▶ [Exercise prompt]: Render every line of the records below as a Markdown table with two columns, Row and Entry, giving each line's sequential number under Row and the line itself under Entry, and omit any blank lines.

▶ [Provided entries]:
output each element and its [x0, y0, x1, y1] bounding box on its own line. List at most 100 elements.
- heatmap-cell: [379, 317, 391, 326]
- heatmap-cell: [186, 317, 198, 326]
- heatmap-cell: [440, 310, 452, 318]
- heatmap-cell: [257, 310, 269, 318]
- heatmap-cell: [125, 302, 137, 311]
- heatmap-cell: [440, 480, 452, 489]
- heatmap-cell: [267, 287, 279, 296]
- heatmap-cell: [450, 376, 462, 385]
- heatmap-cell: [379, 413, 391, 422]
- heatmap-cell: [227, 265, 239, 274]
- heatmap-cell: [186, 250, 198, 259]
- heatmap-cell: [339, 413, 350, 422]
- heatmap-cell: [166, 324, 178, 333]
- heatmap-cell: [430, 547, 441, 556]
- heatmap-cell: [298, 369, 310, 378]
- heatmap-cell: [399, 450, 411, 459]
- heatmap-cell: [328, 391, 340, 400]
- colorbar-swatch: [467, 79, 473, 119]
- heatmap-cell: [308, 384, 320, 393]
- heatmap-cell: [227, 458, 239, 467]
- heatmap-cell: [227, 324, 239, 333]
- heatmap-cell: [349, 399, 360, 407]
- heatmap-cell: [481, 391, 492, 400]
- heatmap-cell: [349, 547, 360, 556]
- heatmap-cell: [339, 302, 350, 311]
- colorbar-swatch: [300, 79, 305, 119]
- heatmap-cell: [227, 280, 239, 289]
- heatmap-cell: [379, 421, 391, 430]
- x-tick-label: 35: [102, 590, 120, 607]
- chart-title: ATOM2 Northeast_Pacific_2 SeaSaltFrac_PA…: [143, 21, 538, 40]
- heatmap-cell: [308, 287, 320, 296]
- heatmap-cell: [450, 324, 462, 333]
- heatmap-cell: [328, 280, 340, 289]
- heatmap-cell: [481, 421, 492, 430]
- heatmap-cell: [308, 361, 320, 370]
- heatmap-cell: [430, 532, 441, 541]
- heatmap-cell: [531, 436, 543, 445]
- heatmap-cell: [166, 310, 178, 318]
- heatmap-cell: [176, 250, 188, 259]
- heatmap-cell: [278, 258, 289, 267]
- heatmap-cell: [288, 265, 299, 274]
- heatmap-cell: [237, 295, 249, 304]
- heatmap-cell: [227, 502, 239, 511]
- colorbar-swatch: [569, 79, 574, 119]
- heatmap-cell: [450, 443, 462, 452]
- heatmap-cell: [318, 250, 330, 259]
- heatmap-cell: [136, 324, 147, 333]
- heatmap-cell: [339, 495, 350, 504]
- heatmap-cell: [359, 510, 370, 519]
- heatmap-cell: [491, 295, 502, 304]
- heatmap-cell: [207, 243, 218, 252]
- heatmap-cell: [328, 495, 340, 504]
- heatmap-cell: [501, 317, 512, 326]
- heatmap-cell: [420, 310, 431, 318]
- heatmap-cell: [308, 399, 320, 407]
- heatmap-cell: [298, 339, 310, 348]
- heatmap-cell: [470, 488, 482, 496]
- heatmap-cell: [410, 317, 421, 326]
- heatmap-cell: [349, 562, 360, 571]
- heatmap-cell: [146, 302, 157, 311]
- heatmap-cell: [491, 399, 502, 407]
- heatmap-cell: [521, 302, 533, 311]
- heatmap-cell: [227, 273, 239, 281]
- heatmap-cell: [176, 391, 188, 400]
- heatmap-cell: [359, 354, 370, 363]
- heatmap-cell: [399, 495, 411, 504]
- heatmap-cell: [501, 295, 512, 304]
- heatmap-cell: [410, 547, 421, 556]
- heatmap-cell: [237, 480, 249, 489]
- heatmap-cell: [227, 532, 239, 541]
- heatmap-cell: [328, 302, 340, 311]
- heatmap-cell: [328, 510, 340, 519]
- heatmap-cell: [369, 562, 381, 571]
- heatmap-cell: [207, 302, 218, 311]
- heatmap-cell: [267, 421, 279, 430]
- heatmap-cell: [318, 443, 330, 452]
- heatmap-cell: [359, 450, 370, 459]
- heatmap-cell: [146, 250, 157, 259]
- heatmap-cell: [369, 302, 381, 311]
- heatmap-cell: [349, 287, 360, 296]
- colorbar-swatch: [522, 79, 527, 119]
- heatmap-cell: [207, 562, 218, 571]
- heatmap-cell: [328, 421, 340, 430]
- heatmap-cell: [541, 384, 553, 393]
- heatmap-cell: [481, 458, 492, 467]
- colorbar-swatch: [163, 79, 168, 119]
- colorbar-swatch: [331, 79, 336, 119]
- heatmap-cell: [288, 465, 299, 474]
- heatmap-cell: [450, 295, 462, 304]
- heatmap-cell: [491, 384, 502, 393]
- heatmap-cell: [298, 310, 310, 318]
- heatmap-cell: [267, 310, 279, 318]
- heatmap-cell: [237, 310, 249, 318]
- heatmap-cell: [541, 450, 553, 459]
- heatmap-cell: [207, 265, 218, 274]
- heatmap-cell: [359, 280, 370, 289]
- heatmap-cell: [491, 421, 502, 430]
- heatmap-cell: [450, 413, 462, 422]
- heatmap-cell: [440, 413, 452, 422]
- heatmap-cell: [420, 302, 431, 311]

▶ [Exercise answer]:
| Row | Entry |
|---|---|
| 1 | output each element and its [x0, y0, x1, y1] bounding box on its own line. List at most 100 elements. |
| 2 | - heatmap-cell: [379, 317, 391, 326] |
| 3 | - heatmap-cell: [186, 317, 198, 326] |
| 4 | - heatmap-cell: [440, 310, 452, 318] |
| 5 | - heatmap-cell: [257, 310, 269, 318] |
| 6 | - heatmap-cell: [125, 302, 137, 311] |
| 7 | - heatmap-cell: [440, 480, 452, 489] |
| 8 | - heatmap-cell: [267, 287, 279, 296] |
| 9 | - heatmap-cell: [450, 376, 462, 385] |
| 10 | - heatmap-cell: [379, 413, 391, 422] |
| 11 | - heatmap-cell: [227, 265, 239, 274] |
| 12 | - heatmap-cell: [186, 250, 198, 259] |
| 13 | - heatmap-cell: [339, 413, 350, 422] |
| 14 | - heatmap-cell: [166, 324, 178, 333] |
| 15 | - heatmap-cell: [430, 547, 441, 556] |
| 16 | - heatmap-cell: [298, 369, 310, 378] |
| 17 | - heatmap-cell: [399, 450, 411, 459] |
| 18 | - heatmap-cell: [328, 391, 340, 400] |
| 19 | - colorbar-swatch: [467, 79, 473, 119] |
| 20 | - heatmap-cell: [308, 384, 320, 393] |
| 21 | - heatmap-cell: [227, 458, 239, 467] |
| 22 | - heatmap-cell: [227, 324, 239, 333] |
| 23 | - heatmap-cell: [349, 399, 360, 407] |
| 24 | - heatmap-cell: [481, 391, 492, 400] |
| 25 | - heatmap-cell: [349, 547, 360, 556] |
| 26 | - heatmap-cell: [339, 302, 350, 311] |
| 27 | - colorbar-swatch: [300, 79, 305, 119] |
| 28 | - heatmap-cell: [227, 280, 239, 289] |
| 29 | - heatmap-cell: [379, 421, 391, 430] |
| 30 | - x-tick-label: 35: [102, 590, 120, 607] |
| 31 | - chart-title: ATOM2 Northeast_Pacific_2 SeaSaltFrac_PA…: [143, 21, 538, 40] |
| 32 | - heatmap-cell: [308, 287, 320, 296] |
| 33 | - heatmap-cell: [450, 324, 462, 333] |
| 34 | - heatmap-cell: [328, 280, 340, 289] |
| 35 | - heatmap-cell: [481, 421, 492, 430] |
| 36 | - heatmap-cell: [308, 361, 320, 370] |
| 37 | - heatmap-cell: [430, 532, 441, 541] |
| 38 | - heatmap-cell: [531, 436, 543, 445] |
| 39 | - heatmap-cell: [166, 310, 178, 318] |
| 40 | - heatmap-cell: [176, 250, 188, 259] |
| 41 | - heatmap-cell: [278, 258, 289, 267] |
| 42 | - heatmap-cell: [288, 265, 299, 274] |
| 43 | - heatmap-cell: [237, 295, 249, 304] |
| 44 | - heatmap-cell: [227, 502, 239, 511] |
| 45 | - colorbar-swatch: [569, 79, 574, 119] |
| 46 | - heatmap-cell: [450, 443, 462, 452] |
| 47 | - heatmap-cell: [318, 250, 330, 259] |
| 48 | - heatmap-cell: [136, 324, 147, 333] |
| 49 | - heatmap-cell: [339, 495, 350, 504] |
| 50 | - heatmap-cell: [359, 510, 370, 519] |
| 51 | - heatmap-cell: [491, 295, 502, 304] |
| 52 | - heatmap-cell: [207, 243, 218, 252] |
| 53 | - heatmap-cell: [328, 495, 340, 504] |
| 54 | - heatmap-cell: [501, 317, 512, 326] |
| 55 | - heatmap-cell: [420, 310, 431, 318] |
| 56 | - heatmap-cell: [308, 399, 320, 407] |
| 57 | - heatmap-cell: [298, 339, 310, 348] |
| 58 | - heatmap-cell: [470, 488, 482, 496] |
| 59 | - heatmap-cell: [410, 317, 421, 326] |
| 60 | - heatmap-cell: [349, 562, 360, 571] |
| 61 | - heatmap-cell: [146, 302, 157, 311] |
| 62 | - heatmap-cell: [491, 399, 502, 407] |
| 63 | - heatmap-cell: [521, 302, 533, 311] |
| 64 | - heatmap-cell: [227, 273, 239, 281] |
| 65 | - heatmap-cell: [176, 391, 188, 400] |
| 66 | - heatmap-cell: [359, 354, 370, 363] |
| 67 | - heatmap-cell: [399, 495, 411, 504] |
| 68 | - heatmap-cell: [501, 295, 512, 304] |
| 69 | - heatmap-cell: [410, 547, 421, 556] |
| 70 | - heatmap-cell: [237, 480, 249, 489] |
| 71 | - heatmap-cell: [227, 532, 239, 541] |
| 72 | - heatmap-cell: [328, 302, 340, 311] |
| 73 | - heatmap-cell: [328, 510, 340, 519] |
| 74 | - heatmap-cell: [369, 562, 381, 571] |
| 75 | - heatmap-cell: [207, 302, 218, 311] |
| 76 | - heatmap-cell: [267, 421, 279, 430] |
| 77 | - heatmap-cell: [318, 443, 330, 452] |
| 78 | - heatmap-cell: [359, 450, 370, 459] |
| 79 | - heatmap-cell: [146, 250, 157, 259] |
| 80 | - heatmap-cell: [369, 302, 381, 311] |
| 81 | - heatmap-cell: [349, 287, 360, 296] |
| 82 | - colorbar-swatch: [522, 79, 527, 119] |
| 83 | - heatmap-cell: [207, 562, 218, 571] |
| 84 | - heatmap-cell: [328, 421, 340, 430] |
| 85 | - heatmap-cell: [541, 384, 553, 393] |
| 86 | - heatmap-cell: [481, 458, 492, 467] |
| 87 | - colorbar-swatch: [163, 79, 168, 119] |
| 88 | - colorbar-swatch: [331, 79, 336, 119] |
| 89 | - heatmap-cell: [288, 465, 299, 474] |
| 90 | - heatmap-cell: [450, 295, 462, 304] |
| 91 | - heatmap-cell: [491, 384, 502, 393] |
| 92 | - heatmap-cell: [298, 310, 310, 318] |
| 93 | - heatmap-cell: [267, 310, 279, 318] |
| 94 | - heatmap-cell: [237, 310, 249, 318] |
| 95 | - heatmap-cell: [541, 450, 553, 459] |
| 96 | - heatmap-cell: [207, 265, 218, 274] |
| 97 | - heatmap-cell: [359, 280, 370, 289] |
| 98 | - heatmap-cell: [491, 421, 502, 430] |
| 99 | - heatmap-cell: [450, 413, 462, 422] |
| 100 | - heatmap-cell: [440, 413, 452, 422] |
| 101 | - heatmap-cell: [420, 302, 431, 311] |